DIRECTION:
Pull every line containing the word "ylabel" from the records.

Begin RECORDS PROVIDED

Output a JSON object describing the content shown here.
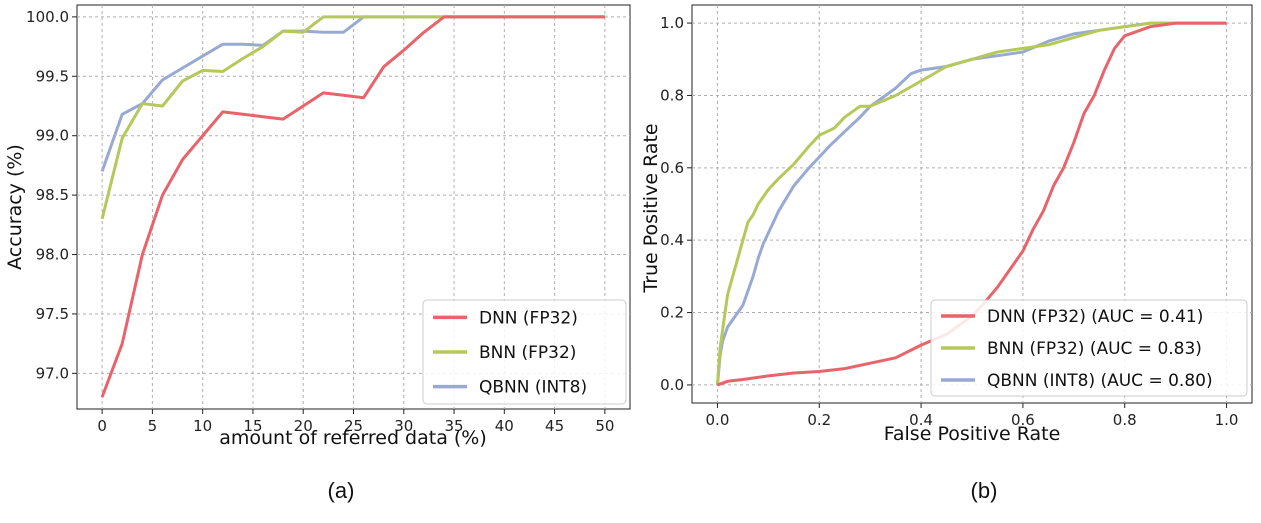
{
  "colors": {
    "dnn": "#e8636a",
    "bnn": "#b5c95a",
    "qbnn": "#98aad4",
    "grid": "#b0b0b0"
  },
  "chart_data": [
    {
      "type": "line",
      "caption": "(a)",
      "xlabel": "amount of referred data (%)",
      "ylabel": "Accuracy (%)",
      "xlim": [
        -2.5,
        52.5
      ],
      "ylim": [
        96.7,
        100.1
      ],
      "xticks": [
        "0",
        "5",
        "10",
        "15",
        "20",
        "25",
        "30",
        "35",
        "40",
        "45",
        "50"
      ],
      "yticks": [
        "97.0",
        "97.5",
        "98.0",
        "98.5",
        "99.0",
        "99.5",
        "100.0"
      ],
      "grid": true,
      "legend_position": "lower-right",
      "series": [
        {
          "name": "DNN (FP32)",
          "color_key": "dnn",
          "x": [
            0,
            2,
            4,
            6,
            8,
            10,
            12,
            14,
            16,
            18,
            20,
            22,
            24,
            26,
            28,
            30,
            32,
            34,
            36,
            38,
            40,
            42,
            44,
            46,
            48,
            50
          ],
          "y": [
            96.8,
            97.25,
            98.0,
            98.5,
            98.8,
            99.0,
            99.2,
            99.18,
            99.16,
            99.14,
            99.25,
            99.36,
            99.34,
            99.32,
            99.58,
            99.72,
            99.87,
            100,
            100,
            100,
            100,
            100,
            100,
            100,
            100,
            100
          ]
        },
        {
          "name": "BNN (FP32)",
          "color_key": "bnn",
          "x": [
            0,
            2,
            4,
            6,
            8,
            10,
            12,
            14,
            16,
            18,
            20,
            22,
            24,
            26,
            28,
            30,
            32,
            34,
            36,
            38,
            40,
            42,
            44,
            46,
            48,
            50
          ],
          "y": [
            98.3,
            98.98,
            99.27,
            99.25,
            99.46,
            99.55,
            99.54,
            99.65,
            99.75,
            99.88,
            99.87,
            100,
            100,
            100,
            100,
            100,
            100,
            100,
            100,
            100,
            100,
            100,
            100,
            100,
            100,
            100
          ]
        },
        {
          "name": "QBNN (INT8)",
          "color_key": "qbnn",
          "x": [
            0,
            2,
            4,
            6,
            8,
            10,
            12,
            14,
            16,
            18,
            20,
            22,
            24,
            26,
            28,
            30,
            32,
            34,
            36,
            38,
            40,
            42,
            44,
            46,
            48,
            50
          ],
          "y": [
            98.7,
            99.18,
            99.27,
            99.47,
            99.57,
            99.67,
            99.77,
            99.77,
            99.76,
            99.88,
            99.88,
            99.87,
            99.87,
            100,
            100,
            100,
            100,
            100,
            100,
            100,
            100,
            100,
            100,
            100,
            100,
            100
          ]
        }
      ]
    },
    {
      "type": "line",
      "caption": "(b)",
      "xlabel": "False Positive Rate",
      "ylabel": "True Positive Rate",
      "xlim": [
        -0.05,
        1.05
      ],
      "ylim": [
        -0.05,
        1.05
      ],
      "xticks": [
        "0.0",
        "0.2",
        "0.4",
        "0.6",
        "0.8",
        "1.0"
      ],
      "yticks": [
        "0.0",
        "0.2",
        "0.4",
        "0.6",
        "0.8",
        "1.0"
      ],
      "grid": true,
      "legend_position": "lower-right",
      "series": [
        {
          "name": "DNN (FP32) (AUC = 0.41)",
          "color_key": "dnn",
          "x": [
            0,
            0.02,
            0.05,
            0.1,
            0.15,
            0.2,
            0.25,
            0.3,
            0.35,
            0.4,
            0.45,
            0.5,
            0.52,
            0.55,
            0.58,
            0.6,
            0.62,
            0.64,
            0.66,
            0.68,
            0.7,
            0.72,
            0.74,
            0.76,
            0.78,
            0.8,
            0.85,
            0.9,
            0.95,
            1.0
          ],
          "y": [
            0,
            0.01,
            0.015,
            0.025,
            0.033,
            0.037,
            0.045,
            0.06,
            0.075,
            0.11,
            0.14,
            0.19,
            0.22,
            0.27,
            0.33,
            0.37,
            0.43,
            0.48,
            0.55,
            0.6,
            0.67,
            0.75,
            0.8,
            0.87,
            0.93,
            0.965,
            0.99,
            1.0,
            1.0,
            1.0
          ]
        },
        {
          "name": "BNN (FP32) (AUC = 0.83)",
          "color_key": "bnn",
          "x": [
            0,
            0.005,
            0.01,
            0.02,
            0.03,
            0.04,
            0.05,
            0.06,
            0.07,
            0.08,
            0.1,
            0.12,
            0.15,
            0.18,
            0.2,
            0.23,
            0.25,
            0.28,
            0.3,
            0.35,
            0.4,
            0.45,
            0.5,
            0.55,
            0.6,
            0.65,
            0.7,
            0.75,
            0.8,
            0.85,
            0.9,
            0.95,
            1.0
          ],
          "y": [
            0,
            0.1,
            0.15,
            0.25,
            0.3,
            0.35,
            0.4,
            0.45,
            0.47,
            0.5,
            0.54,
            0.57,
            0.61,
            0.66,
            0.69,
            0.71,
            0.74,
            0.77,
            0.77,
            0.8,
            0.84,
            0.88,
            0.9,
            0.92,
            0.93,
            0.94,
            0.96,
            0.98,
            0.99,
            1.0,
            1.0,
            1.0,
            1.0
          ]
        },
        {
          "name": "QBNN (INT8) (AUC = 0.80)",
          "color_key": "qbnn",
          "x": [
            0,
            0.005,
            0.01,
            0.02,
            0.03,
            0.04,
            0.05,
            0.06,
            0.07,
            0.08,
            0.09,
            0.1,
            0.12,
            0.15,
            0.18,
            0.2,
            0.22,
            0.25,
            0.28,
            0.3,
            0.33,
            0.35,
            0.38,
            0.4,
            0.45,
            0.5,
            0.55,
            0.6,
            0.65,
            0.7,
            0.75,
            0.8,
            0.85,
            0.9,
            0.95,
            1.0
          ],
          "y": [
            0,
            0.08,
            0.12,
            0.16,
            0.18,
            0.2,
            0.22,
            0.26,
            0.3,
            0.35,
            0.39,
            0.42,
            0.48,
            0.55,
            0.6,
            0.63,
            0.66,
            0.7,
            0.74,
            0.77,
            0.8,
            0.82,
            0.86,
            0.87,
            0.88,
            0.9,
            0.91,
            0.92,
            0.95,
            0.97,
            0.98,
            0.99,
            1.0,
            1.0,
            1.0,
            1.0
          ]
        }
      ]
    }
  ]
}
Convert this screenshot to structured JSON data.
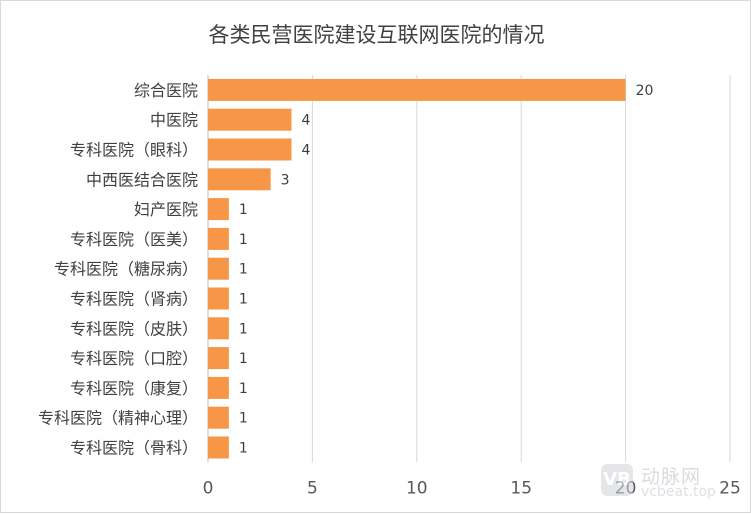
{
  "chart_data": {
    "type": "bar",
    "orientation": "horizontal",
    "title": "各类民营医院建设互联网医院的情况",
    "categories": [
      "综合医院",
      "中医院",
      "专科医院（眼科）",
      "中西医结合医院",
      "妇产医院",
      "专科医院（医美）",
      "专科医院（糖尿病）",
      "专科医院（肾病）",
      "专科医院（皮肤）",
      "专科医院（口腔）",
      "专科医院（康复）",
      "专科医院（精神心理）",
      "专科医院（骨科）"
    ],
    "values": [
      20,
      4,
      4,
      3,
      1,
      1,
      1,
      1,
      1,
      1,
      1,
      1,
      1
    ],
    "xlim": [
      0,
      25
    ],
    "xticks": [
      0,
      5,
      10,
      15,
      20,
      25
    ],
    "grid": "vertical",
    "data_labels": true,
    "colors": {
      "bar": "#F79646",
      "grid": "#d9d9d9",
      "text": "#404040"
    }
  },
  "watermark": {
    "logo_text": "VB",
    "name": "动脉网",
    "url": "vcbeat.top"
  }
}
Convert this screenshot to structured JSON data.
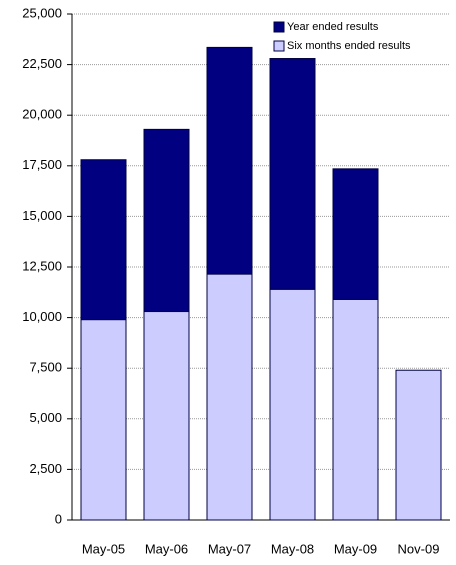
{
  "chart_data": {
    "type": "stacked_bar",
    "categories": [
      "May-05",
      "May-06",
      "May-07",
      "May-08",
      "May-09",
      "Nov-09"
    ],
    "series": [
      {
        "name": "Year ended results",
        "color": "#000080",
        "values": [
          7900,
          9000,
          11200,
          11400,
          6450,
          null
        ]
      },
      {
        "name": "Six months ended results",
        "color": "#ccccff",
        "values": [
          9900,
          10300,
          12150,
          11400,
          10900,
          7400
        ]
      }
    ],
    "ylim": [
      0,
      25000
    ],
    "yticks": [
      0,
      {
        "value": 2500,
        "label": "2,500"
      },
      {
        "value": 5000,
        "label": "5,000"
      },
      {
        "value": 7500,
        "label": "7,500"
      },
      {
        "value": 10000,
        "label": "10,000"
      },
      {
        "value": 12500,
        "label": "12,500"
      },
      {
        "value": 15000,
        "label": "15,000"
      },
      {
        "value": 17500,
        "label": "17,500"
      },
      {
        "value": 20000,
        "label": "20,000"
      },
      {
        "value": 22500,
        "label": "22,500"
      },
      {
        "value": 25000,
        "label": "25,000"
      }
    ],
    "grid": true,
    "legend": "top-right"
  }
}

End RECORDS PROVIDED

ANSWER FOR THIS EXERCISE:
      "ylabel": "Accuracy (%)",
      "ylabel": "True Positive Rate",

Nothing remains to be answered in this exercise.